BEGIN Working data
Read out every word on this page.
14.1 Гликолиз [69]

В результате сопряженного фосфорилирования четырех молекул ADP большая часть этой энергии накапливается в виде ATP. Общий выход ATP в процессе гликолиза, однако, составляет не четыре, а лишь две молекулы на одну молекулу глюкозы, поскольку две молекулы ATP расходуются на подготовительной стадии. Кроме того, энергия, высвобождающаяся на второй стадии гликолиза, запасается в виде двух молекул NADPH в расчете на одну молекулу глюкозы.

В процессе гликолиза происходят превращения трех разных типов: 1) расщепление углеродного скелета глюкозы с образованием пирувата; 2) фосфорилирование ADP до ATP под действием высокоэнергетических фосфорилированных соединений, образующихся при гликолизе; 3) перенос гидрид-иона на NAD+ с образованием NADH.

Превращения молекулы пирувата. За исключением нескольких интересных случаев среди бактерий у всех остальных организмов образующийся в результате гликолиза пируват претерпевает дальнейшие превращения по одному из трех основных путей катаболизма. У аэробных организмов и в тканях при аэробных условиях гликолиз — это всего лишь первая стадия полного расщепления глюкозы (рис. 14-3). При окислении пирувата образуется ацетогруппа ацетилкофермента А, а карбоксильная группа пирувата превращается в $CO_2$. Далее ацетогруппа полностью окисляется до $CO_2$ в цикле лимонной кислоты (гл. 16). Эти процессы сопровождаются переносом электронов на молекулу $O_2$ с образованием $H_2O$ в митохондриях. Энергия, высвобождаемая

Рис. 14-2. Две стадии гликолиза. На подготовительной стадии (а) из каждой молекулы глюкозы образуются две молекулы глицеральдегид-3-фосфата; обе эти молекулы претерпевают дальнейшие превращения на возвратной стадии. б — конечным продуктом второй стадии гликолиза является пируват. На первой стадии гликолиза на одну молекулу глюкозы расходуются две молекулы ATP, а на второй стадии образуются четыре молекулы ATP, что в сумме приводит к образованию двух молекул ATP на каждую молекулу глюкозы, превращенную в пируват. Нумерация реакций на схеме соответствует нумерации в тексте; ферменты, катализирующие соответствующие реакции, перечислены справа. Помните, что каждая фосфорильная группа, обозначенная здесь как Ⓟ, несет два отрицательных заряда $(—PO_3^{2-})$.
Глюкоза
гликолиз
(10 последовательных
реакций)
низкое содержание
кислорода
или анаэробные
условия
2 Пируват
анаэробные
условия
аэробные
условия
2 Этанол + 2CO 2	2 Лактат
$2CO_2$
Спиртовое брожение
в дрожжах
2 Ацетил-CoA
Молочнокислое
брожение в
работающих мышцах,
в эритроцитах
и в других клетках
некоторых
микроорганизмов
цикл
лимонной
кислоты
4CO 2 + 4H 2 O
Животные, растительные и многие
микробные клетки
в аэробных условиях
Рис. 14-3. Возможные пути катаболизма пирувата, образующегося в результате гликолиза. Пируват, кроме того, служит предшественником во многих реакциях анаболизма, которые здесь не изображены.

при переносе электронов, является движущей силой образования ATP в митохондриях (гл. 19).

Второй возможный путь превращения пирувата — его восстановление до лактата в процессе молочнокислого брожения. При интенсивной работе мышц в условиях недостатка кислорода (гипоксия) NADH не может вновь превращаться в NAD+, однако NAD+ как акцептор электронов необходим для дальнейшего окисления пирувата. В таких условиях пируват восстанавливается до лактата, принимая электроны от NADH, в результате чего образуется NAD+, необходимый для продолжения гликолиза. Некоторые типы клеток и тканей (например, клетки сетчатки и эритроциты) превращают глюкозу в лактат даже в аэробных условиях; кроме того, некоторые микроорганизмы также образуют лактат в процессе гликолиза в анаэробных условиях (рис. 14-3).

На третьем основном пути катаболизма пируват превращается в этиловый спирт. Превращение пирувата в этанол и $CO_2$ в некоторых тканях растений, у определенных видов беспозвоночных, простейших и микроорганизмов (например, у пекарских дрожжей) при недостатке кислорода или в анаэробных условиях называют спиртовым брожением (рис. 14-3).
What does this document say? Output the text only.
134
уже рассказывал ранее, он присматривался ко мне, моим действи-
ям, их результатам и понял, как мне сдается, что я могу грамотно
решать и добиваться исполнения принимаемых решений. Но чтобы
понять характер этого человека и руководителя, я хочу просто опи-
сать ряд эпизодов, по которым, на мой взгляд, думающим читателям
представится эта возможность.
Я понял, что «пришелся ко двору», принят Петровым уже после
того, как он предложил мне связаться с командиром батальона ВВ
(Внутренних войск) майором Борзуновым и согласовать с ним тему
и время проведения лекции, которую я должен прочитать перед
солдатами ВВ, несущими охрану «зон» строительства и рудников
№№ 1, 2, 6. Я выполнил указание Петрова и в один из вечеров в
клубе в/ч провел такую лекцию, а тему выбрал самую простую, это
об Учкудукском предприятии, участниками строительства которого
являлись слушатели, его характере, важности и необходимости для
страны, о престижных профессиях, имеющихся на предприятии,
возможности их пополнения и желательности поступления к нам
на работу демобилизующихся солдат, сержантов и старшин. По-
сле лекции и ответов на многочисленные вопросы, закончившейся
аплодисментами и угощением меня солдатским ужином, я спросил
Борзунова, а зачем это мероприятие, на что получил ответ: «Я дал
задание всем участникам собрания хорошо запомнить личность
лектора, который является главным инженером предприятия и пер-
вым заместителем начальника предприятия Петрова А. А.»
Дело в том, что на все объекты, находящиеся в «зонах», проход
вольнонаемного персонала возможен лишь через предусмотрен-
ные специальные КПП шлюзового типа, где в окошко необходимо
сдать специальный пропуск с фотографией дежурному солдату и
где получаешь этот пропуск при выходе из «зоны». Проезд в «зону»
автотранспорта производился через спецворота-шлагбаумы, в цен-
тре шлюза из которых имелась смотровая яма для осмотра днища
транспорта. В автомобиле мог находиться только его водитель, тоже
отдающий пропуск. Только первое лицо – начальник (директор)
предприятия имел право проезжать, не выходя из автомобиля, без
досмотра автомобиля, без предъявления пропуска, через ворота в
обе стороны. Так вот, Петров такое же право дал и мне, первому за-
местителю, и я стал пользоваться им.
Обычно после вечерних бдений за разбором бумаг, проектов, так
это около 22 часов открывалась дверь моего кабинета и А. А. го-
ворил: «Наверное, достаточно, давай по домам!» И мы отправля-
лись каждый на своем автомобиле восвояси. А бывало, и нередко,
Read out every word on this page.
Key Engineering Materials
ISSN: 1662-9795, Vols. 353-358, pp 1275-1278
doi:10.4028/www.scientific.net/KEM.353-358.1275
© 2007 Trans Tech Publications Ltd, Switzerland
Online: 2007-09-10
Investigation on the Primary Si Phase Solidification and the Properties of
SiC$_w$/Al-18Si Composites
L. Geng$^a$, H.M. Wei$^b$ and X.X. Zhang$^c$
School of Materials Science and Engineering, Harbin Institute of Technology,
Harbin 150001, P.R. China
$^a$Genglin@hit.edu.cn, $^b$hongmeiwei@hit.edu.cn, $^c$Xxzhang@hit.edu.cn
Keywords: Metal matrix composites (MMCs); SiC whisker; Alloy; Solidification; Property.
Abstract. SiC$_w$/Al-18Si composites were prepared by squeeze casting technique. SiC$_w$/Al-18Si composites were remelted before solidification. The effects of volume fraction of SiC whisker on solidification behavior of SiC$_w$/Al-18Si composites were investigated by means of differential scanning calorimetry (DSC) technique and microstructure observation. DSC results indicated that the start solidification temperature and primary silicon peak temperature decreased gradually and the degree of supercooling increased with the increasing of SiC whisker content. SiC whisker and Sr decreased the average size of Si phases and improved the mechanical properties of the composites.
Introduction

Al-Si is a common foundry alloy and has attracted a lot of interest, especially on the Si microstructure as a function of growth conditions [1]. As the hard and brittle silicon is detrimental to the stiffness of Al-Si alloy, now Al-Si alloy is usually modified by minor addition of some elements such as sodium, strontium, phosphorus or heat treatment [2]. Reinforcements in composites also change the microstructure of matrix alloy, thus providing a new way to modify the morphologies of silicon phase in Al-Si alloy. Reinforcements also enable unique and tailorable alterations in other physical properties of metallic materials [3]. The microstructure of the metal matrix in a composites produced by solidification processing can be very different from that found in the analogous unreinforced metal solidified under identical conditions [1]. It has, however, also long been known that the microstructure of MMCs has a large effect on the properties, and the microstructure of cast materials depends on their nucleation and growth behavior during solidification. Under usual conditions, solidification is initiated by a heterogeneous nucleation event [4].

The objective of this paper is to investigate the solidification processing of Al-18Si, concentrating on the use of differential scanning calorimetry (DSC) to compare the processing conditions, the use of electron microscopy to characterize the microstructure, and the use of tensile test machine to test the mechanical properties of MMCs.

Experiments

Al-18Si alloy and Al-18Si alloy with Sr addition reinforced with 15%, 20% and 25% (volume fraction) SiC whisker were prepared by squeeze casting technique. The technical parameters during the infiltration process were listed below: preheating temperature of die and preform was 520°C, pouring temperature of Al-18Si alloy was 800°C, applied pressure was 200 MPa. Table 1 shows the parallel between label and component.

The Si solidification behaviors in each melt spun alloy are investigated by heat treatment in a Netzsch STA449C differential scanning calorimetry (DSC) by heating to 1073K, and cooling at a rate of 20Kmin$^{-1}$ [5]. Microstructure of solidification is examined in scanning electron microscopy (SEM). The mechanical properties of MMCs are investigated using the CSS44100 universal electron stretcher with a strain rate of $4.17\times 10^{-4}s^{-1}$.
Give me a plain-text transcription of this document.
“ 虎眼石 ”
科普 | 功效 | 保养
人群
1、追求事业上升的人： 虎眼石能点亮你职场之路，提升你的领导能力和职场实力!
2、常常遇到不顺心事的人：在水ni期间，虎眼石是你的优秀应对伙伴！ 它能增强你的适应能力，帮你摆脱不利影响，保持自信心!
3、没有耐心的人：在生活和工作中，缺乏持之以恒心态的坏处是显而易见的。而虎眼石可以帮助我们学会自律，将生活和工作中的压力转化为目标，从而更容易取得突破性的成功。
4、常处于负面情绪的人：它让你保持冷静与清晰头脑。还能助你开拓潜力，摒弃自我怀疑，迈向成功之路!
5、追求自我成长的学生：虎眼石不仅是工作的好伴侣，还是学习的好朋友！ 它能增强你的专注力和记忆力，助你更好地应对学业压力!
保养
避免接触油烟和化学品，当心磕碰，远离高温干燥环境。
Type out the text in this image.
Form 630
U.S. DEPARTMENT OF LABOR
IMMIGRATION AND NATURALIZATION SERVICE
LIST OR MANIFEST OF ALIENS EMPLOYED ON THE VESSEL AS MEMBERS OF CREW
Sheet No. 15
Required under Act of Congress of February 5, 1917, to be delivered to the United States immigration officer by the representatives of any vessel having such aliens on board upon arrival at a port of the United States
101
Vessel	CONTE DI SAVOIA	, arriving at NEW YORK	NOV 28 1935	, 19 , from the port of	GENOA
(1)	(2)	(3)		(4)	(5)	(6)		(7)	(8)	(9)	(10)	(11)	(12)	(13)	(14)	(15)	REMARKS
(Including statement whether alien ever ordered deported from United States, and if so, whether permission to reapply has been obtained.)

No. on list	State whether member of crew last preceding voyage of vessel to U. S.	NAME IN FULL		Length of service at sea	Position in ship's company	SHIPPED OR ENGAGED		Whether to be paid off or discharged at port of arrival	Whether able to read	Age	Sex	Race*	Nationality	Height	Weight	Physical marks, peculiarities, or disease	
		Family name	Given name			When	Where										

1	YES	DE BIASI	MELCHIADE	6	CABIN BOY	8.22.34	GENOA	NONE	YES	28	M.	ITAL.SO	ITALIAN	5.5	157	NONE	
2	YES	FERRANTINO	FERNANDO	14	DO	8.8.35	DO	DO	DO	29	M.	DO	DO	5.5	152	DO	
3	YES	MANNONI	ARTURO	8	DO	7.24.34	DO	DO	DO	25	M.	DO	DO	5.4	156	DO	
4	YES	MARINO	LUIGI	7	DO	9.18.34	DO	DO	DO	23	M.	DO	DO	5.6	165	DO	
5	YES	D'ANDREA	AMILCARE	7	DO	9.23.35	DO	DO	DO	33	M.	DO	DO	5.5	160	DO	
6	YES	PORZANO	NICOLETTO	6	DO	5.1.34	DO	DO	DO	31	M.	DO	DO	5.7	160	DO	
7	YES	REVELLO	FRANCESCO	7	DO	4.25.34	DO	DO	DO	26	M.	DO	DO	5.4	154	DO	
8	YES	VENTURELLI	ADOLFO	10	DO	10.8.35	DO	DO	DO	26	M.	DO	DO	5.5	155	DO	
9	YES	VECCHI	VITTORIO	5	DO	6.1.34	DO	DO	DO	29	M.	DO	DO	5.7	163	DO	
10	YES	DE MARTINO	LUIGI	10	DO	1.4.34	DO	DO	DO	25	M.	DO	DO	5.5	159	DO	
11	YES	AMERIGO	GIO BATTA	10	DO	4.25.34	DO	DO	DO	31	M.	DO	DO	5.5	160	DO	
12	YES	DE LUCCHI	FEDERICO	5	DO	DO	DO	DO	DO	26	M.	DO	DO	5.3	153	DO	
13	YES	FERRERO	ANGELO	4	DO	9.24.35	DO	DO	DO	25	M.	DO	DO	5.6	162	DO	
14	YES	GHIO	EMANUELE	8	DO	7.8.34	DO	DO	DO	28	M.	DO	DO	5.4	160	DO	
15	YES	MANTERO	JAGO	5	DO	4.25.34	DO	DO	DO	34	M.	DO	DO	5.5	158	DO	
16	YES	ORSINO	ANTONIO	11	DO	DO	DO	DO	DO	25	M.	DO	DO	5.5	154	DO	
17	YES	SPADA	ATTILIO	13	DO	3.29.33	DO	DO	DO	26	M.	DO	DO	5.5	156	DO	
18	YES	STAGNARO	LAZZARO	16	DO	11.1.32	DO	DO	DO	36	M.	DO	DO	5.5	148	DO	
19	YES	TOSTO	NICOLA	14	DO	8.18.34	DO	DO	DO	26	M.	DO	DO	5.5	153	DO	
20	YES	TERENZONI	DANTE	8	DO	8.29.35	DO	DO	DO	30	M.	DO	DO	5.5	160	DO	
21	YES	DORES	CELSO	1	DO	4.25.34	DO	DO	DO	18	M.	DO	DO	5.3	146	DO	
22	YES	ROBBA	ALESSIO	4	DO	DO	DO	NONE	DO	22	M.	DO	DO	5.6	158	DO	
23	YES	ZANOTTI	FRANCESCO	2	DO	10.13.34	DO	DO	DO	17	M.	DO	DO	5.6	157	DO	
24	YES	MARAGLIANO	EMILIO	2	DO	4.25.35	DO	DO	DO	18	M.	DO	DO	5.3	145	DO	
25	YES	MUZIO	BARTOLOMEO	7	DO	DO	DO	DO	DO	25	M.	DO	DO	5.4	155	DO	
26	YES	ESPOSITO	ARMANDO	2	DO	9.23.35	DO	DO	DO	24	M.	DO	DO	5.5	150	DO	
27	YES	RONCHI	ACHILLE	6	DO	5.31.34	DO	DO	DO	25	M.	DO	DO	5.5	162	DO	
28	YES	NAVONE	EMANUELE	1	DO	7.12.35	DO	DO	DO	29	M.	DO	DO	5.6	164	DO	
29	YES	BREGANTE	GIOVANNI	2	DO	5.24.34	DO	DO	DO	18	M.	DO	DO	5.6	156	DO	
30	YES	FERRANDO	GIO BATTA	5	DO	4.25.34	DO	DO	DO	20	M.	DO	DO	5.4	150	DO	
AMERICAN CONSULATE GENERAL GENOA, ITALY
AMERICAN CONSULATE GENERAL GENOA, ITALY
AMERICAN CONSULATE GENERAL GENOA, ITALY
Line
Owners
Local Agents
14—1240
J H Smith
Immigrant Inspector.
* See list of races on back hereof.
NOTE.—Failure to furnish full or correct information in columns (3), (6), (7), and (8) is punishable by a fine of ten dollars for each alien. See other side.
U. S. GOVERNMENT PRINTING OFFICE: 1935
END Working data
- Exercise instructions -
From the entries above, extract each line containing "понял".

- Response to this exercise -
ям, их результатам и понял, как мне сдается, что я могу грамотно
Я понял, что «пришелся ко двору», принят Петровым уже после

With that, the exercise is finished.